— Task brief —
Transcribe the data that follows precisely, omitting nothing.

┌──

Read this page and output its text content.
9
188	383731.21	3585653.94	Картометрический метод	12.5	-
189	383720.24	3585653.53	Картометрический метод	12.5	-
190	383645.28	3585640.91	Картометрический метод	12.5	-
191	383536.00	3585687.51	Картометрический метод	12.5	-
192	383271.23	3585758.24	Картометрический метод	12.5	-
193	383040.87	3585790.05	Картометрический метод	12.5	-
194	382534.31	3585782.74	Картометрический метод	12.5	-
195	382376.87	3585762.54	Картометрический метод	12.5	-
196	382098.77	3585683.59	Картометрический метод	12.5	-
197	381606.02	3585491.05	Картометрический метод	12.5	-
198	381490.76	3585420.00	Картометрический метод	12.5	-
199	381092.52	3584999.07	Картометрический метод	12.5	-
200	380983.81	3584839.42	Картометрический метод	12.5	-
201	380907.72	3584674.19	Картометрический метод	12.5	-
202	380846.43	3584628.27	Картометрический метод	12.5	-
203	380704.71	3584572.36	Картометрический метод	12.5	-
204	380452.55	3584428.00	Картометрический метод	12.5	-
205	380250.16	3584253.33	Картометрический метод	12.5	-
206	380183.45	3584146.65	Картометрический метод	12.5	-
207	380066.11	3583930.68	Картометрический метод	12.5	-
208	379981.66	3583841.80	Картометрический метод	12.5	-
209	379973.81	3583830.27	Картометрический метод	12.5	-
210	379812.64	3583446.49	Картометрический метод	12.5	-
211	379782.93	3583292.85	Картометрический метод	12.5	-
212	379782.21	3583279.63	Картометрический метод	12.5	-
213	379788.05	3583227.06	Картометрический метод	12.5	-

└──

— Result —
Read this page and output its text content.
9
188	383731.21	3585653.94	Картометрический метод	12.5	-
189	383720.24	3585653.53	Картометрический метод	12.5	-
190	383645.28	3585640.91	Картометрический метод	12.5	-
191	383536.00	3585687.51	Картометрический метод	12.5	-
192	383271.23	3585758.24	Картометрический метод	12.5	-
193	383040.87	3585790.05	Картометрический метод	12.5	-
194	382534.31	3585782.74	Картометрический метод	12.5	-
195	382376.87	3585762.54	Картометрический метод	12.5	-
196	382098.77	3585683.59	Картометрический метод	12.5	-
197	381606.02	3585491.05	Картометрический метод	12.5	-
198	381490.76	3585420.00	Картометрический метод	12.5	-
199	381092.52	3584999.07	Картометрический метод	12.5	-
200	380983.81	3584839.42	Картометрический метод	12.5	-
201	380907.72	3584674.19	Картометрический метод	12.5	-
202	380846.43	3584628.27	Картометрический метод	12.5	-
203	380704.71	3584572.36	Картометрический метод	12.5	-
204	380452.55	3584428.00	Картометрический метод	12.5	-
205	380250.16	3584253.33	Картометрический метод	12.5	-
206	380183.45	3584146.65	Картометрический метод	12.5	-
207	380066.11	3583930.68	Картометрический метод	12.5	-
208	379981.66	3583841.80	Картометрический метод	12.5	-
209	379973.81	3583830.27	Картометрический метод	12.5	-
210	379812.64	3583446.49	Картометрический метод	12.5	-
211	379782.93	3583292.85	Картометрический метод	12.5	-
212	379782.21	3583279.63	Картометрический метод	12.5	-
213	379788.05	3583227.06	Картометрический метод	12.5	-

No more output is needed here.